Input material:
────
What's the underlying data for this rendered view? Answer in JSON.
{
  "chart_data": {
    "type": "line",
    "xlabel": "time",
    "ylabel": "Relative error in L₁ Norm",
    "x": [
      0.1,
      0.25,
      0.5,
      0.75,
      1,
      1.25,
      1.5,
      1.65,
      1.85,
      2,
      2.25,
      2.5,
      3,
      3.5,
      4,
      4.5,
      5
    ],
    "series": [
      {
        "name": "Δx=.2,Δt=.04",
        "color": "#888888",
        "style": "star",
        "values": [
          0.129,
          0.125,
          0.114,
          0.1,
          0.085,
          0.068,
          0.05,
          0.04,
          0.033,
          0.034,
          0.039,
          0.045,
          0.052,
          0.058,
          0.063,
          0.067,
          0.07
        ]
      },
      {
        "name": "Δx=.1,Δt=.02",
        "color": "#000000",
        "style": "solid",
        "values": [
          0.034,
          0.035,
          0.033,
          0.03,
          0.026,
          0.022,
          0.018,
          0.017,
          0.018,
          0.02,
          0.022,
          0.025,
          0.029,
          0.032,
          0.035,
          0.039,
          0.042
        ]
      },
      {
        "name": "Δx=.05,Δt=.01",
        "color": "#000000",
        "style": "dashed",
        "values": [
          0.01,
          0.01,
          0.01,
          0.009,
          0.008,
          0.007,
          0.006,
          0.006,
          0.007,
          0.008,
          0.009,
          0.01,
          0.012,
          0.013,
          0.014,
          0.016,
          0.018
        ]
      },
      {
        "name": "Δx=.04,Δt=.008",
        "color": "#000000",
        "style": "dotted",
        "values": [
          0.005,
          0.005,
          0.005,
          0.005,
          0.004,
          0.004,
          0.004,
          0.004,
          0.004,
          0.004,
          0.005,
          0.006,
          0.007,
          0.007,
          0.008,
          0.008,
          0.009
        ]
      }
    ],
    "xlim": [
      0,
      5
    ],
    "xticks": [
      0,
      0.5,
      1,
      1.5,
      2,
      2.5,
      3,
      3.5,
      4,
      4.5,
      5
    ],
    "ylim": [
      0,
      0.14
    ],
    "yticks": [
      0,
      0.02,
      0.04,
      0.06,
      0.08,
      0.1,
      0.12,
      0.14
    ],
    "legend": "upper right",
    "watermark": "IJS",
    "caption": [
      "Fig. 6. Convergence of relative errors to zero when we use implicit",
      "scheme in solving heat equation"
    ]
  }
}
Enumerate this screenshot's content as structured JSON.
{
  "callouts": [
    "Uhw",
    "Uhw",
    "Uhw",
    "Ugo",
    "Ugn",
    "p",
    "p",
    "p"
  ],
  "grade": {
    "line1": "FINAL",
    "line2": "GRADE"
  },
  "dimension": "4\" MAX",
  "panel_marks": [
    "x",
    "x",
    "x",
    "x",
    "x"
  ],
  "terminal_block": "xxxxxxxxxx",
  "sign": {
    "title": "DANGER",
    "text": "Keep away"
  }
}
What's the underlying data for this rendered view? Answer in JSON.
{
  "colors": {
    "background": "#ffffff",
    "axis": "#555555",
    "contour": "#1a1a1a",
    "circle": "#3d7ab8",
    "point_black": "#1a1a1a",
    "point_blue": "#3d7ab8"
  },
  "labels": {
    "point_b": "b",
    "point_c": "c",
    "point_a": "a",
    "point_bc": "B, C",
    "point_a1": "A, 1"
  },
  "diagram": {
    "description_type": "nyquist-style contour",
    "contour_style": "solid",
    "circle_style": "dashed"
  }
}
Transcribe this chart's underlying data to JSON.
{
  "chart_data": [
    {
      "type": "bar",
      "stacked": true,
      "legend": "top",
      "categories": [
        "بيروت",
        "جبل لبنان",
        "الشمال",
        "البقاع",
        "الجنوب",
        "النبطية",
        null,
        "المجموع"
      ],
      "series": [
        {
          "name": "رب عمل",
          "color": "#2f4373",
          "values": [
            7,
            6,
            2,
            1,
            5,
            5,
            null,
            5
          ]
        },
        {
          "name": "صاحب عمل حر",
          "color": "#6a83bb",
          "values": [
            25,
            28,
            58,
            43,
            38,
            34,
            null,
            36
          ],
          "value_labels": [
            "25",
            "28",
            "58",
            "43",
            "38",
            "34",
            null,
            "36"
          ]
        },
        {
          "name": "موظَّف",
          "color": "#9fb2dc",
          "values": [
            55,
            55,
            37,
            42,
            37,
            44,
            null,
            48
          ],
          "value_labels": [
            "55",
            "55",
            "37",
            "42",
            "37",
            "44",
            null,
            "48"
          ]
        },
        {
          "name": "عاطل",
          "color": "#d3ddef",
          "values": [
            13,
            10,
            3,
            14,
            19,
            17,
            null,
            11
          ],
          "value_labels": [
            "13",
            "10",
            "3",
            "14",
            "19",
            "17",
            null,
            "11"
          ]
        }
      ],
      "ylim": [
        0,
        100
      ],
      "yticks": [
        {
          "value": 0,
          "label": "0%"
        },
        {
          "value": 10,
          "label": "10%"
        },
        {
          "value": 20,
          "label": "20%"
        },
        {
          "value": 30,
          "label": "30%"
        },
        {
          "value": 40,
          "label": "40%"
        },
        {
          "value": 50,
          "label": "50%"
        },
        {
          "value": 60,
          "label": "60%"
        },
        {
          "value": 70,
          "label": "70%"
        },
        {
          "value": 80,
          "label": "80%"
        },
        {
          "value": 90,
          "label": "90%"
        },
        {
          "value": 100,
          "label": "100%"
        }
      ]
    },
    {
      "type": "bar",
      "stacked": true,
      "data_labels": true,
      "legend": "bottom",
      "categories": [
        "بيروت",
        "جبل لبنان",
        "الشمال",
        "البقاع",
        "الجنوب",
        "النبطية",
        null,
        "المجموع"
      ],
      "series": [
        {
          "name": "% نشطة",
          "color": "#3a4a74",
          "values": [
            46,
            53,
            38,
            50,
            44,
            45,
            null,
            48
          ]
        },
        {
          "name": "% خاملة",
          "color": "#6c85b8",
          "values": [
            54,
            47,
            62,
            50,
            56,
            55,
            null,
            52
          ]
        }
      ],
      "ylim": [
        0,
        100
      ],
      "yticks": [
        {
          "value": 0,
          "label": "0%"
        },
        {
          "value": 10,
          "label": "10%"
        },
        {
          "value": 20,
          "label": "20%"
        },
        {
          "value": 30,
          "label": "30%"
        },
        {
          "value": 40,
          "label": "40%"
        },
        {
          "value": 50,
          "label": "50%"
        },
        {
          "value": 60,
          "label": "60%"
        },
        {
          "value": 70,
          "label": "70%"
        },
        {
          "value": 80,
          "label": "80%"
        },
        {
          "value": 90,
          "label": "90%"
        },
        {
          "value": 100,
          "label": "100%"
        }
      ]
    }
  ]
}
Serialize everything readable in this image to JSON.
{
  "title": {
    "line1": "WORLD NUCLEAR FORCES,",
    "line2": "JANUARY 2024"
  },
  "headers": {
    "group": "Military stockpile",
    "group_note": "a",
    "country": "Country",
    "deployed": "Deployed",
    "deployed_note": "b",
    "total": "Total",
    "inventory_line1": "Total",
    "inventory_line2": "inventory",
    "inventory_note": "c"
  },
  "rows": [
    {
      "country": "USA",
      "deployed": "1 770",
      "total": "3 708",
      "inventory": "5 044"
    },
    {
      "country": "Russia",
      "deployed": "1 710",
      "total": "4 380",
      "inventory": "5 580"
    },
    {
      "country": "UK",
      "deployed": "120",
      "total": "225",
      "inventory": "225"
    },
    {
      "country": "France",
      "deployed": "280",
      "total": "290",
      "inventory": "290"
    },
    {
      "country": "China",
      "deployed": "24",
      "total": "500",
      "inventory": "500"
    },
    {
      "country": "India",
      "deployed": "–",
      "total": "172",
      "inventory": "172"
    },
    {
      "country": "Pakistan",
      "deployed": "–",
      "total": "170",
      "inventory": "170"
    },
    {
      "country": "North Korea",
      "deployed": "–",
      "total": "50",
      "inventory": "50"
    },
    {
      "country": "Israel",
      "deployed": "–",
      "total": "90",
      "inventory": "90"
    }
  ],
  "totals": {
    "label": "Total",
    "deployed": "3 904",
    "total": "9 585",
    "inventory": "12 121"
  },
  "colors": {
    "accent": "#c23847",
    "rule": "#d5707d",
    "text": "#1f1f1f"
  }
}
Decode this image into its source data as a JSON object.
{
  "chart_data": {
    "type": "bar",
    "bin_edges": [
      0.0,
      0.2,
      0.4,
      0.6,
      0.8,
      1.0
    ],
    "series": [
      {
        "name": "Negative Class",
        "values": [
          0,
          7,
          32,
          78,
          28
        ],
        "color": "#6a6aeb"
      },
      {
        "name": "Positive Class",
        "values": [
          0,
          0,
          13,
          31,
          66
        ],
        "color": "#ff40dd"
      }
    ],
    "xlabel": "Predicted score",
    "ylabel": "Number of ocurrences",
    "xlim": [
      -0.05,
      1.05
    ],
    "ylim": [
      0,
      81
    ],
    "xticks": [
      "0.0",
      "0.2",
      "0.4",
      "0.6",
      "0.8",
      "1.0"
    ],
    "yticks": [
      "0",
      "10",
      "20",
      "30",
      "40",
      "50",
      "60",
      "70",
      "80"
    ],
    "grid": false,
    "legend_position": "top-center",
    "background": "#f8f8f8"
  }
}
────
Where a line in the material contains "image", copy that line.

Serialize everything readable in this image to JSON.
Decode this image into its source data as a JSON object.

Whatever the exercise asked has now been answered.